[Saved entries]
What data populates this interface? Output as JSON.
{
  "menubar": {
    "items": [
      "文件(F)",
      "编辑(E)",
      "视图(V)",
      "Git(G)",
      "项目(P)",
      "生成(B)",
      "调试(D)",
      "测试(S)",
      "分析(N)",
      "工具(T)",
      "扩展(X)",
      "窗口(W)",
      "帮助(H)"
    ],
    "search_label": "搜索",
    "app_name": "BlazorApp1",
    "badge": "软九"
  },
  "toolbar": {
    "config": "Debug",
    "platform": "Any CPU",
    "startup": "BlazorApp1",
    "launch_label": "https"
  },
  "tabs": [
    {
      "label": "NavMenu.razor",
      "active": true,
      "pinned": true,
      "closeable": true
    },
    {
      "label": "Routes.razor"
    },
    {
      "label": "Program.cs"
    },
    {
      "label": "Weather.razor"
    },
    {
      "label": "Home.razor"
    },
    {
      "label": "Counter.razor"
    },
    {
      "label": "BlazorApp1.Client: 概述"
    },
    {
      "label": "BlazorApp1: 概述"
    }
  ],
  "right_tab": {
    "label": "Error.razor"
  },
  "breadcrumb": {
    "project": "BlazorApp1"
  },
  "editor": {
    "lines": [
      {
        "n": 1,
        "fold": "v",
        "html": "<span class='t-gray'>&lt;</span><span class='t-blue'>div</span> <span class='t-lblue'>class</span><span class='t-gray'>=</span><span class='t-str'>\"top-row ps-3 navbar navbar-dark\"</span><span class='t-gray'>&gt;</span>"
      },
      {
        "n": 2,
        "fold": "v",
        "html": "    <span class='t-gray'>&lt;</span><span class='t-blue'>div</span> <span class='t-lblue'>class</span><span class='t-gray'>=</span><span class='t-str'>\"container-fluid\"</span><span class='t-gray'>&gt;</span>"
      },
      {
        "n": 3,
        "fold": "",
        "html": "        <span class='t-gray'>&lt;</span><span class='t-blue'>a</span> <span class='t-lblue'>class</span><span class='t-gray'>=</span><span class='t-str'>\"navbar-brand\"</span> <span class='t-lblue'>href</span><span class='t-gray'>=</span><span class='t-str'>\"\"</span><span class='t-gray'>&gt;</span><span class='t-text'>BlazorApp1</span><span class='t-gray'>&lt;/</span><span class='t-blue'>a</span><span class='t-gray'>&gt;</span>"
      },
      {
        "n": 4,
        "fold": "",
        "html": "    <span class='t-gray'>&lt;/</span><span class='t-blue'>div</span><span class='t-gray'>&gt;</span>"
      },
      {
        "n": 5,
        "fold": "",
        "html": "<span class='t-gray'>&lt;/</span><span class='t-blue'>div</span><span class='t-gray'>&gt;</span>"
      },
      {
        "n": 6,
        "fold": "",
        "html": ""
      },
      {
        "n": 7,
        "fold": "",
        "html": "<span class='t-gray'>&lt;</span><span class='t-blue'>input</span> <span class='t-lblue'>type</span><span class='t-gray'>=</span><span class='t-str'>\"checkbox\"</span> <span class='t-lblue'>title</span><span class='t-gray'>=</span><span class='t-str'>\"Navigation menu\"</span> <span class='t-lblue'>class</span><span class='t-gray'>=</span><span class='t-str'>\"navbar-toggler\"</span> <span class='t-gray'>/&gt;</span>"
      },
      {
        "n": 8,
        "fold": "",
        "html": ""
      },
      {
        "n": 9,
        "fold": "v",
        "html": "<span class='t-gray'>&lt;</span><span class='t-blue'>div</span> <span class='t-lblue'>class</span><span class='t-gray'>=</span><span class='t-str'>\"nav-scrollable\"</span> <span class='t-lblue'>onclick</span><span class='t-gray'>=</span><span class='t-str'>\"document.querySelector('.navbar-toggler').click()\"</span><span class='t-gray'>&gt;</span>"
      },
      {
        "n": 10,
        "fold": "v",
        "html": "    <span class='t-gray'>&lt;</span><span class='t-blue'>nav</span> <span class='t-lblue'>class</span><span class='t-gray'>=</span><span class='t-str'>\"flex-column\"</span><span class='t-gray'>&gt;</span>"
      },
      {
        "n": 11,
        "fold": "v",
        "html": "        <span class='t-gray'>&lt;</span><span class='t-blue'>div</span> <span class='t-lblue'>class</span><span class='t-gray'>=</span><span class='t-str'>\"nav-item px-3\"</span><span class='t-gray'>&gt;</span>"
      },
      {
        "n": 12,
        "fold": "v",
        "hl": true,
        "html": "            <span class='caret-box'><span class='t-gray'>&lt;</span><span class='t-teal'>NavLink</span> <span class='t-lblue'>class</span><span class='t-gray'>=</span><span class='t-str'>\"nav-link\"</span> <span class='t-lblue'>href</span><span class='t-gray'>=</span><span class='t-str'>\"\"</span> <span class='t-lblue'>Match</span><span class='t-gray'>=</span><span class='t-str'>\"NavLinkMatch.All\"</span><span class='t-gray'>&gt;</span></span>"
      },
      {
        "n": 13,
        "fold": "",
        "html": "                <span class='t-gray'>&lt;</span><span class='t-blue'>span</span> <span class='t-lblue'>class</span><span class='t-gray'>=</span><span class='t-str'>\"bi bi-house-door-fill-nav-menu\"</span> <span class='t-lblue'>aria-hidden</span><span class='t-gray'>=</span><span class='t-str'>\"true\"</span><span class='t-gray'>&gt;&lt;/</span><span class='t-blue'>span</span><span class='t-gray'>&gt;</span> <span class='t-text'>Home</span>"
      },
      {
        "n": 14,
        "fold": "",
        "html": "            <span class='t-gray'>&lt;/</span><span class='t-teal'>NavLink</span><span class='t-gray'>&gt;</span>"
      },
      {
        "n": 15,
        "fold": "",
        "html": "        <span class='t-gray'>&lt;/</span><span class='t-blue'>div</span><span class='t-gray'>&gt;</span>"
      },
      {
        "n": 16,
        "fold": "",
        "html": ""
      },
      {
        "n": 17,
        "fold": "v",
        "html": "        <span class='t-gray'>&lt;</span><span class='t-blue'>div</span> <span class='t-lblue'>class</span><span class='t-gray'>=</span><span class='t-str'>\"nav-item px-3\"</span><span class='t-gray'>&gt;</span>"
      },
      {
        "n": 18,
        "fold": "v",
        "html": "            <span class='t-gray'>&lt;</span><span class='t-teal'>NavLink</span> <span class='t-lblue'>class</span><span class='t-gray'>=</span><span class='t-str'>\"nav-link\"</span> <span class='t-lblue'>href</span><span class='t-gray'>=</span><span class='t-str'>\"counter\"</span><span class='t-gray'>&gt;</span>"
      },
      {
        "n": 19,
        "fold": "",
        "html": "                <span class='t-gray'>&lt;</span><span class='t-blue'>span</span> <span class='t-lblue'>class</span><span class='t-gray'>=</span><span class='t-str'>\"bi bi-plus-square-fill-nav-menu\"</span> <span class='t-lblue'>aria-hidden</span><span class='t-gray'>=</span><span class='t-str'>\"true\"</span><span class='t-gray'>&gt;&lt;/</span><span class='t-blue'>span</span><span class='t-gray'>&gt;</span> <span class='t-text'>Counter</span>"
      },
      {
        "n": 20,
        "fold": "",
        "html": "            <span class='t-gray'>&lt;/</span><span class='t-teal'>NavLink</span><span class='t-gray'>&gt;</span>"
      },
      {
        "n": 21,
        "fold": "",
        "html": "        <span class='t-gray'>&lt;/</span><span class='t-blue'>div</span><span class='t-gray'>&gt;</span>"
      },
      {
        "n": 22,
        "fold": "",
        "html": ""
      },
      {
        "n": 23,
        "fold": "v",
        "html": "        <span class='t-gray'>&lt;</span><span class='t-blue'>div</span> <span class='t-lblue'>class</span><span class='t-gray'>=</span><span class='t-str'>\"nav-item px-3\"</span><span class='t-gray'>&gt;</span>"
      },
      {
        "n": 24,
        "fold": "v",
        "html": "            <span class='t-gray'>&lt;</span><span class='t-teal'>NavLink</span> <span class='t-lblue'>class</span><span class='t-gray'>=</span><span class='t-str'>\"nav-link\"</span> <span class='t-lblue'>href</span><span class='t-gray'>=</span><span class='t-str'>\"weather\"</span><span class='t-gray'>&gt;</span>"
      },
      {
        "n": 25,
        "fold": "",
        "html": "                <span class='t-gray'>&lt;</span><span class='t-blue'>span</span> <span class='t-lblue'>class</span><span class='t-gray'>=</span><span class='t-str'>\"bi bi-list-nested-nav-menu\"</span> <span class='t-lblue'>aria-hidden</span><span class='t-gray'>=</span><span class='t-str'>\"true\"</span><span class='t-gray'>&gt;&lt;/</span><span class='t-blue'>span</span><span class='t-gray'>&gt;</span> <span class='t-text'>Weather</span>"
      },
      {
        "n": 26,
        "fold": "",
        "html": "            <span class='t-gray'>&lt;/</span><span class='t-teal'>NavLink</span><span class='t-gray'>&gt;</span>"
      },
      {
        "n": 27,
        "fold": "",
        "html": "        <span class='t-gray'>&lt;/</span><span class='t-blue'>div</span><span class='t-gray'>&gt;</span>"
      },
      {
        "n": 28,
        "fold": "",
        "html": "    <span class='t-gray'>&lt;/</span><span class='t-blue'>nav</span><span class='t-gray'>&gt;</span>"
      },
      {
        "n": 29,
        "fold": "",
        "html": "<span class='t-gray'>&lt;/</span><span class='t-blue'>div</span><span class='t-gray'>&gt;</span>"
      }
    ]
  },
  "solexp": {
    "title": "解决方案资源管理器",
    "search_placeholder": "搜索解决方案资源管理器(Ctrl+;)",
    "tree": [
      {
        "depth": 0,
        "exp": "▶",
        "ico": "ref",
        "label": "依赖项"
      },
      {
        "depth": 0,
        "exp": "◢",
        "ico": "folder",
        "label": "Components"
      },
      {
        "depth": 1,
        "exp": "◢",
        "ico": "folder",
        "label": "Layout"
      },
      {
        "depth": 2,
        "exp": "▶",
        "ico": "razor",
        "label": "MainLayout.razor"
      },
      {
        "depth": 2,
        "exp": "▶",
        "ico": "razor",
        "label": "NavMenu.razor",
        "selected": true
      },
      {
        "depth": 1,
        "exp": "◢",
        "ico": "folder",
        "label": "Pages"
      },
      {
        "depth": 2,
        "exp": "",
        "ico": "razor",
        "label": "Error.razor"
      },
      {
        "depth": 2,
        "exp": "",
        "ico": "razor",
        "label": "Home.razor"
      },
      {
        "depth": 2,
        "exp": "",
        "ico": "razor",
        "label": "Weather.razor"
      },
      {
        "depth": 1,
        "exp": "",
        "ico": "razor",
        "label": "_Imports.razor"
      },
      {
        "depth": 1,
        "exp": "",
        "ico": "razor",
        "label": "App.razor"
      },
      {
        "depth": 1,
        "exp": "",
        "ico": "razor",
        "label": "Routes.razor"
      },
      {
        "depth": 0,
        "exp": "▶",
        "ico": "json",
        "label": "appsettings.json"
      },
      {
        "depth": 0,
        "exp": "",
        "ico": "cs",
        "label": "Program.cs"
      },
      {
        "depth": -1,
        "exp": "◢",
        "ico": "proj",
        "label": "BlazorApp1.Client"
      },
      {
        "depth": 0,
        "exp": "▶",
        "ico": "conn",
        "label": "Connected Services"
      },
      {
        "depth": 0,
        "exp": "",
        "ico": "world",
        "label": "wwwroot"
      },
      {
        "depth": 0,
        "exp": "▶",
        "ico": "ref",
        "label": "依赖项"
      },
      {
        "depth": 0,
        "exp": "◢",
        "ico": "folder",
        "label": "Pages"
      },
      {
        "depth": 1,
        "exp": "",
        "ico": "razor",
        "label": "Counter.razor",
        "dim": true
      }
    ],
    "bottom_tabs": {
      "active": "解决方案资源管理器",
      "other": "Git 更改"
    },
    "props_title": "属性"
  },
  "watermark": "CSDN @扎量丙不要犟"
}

Do this:
Find "NavMenu". Copy every line it occurs in.

Written response:
      "label": "NavMenu.razor",
        "label": "NavMenu.razor",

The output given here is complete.